> Problem statement:
Looking at the entries below, how many lines include the word "secret"? Answer with the number alone.

> Available data:
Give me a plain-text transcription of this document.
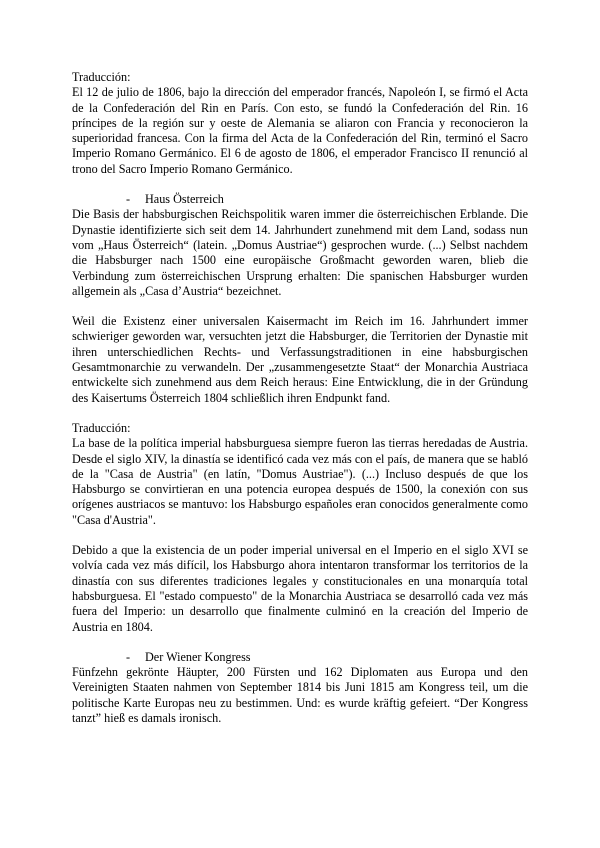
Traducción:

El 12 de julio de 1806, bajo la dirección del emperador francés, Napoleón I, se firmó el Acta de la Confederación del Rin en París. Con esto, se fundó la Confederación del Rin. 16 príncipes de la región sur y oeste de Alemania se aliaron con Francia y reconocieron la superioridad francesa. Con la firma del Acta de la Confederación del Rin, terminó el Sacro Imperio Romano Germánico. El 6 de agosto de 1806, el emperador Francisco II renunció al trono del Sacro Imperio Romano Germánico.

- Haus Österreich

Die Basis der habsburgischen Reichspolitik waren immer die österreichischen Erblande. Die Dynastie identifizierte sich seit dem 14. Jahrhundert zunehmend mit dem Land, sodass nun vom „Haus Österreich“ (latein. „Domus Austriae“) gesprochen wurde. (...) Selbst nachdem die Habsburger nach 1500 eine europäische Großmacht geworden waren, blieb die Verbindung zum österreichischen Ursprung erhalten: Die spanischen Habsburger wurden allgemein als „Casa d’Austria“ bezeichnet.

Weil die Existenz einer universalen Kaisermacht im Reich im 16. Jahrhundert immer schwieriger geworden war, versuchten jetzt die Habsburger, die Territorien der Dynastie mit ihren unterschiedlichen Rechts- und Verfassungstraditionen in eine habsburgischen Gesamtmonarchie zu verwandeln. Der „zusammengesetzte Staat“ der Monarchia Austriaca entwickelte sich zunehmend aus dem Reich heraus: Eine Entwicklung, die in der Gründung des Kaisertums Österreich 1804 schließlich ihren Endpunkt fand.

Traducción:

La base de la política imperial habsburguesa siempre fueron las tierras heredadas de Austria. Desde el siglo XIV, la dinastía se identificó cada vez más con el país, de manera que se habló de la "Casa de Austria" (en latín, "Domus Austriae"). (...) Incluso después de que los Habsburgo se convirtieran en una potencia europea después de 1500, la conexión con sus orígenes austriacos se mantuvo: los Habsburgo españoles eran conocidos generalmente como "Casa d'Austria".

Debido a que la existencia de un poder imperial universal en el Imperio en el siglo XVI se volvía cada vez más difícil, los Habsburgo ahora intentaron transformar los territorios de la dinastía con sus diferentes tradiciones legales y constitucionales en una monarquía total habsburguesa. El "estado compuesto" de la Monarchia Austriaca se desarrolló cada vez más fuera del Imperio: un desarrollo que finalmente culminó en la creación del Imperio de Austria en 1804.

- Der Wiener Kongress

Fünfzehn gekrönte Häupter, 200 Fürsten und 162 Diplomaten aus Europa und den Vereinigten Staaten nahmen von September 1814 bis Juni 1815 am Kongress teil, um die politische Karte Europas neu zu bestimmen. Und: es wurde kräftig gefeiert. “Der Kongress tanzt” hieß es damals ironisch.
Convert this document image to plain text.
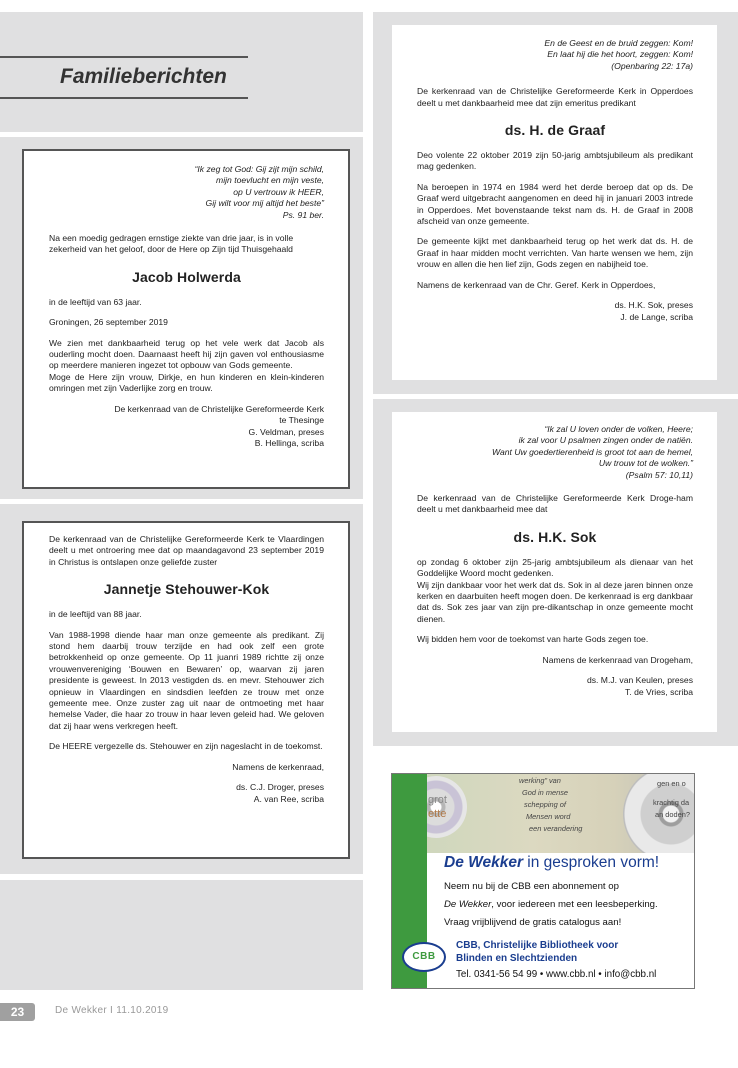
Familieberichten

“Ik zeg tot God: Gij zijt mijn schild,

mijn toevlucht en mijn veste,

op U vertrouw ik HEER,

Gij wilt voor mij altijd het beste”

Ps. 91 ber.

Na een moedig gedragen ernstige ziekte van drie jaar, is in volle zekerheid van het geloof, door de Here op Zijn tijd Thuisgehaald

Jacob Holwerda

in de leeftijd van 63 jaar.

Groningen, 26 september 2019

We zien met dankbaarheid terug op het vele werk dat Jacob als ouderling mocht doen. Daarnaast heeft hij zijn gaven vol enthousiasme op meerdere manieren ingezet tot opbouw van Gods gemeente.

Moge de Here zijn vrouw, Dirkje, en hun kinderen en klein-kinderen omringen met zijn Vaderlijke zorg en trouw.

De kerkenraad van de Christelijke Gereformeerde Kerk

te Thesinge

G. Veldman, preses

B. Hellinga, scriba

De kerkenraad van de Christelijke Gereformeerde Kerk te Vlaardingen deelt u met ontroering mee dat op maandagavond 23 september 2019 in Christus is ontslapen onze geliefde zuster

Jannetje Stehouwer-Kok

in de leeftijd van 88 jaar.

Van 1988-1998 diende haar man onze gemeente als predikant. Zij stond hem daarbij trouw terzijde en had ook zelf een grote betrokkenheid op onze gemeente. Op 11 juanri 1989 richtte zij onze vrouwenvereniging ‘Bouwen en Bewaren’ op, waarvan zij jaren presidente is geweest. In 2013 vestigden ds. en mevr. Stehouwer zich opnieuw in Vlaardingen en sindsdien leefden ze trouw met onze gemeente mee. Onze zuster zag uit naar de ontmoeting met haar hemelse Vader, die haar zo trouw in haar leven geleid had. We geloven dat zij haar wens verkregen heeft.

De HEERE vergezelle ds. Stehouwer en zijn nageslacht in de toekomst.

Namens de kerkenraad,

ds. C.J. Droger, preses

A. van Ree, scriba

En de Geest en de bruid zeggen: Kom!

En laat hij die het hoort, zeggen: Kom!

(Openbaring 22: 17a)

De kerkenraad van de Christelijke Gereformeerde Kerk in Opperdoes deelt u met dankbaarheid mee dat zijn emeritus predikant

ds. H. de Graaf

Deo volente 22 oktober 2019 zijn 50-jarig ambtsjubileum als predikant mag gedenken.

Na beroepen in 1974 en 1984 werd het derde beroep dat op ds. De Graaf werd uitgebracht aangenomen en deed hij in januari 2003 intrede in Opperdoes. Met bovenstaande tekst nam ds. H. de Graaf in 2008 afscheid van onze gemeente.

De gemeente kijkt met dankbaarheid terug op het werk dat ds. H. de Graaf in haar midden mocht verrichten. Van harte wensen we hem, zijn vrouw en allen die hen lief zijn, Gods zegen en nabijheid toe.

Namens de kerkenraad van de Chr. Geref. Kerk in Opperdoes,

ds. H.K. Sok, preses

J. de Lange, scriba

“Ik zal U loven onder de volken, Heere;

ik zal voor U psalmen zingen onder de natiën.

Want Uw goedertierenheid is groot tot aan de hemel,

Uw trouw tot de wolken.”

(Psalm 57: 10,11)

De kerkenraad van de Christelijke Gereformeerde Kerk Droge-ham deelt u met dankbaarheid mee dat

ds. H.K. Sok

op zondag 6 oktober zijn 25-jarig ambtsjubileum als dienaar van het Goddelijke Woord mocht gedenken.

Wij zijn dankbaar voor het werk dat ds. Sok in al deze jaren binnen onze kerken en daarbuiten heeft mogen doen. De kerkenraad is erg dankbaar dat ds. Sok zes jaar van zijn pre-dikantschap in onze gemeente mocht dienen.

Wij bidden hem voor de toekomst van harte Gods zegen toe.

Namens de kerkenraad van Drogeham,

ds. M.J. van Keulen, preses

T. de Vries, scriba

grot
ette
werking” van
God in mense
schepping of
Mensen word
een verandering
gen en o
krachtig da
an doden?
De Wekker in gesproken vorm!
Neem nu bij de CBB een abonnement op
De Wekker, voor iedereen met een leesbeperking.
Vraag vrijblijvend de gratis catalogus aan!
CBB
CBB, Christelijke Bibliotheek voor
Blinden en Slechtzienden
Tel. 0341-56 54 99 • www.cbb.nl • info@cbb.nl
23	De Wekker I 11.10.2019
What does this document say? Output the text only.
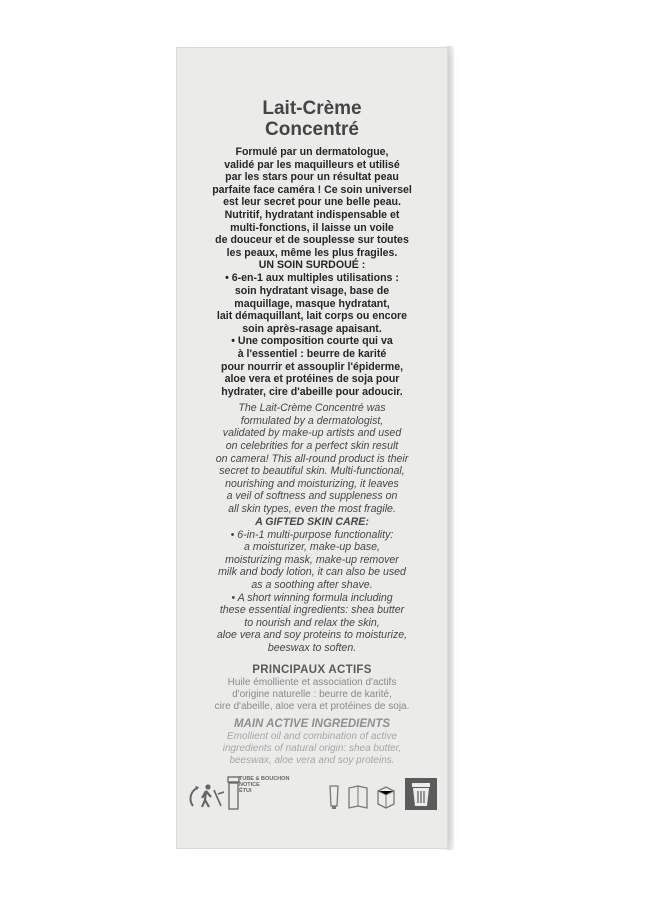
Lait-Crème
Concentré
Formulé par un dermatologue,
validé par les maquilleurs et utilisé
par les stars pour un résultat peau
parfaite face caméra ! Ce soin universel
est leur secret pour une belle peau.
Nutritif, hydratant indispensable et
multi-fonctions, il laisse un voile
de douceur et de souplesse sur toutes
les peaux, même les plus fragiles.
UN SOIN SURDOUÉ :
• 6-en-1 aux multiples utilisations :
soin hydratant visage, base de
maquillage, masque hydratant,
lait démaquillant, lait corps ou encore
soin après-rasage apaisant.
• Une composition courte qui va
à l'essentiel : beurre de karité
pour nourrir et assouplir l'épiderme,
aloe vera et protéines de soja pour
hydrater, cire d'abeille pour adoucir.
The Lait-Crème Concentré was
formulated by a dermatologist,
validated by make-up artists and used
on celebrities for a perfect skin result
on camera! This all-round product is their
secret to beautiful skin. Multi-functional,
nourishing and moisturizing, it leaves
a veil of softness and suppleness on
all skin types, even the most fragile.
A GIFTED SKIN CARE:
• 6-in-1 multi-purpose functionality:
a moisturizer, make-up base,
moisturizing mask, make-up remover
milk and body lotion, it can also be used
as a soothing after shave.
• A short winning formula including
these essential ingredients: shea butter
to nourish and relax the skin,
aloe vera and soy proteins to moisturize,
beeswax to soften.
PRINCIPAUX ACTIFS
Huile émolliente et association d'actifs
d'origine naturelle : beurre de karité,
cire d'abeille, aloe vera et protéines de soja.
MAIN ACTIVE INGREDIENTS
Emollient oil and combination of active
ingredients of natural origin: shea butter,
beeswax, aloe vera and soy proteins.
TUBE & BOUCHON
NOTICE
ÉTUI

> Result of the task:
2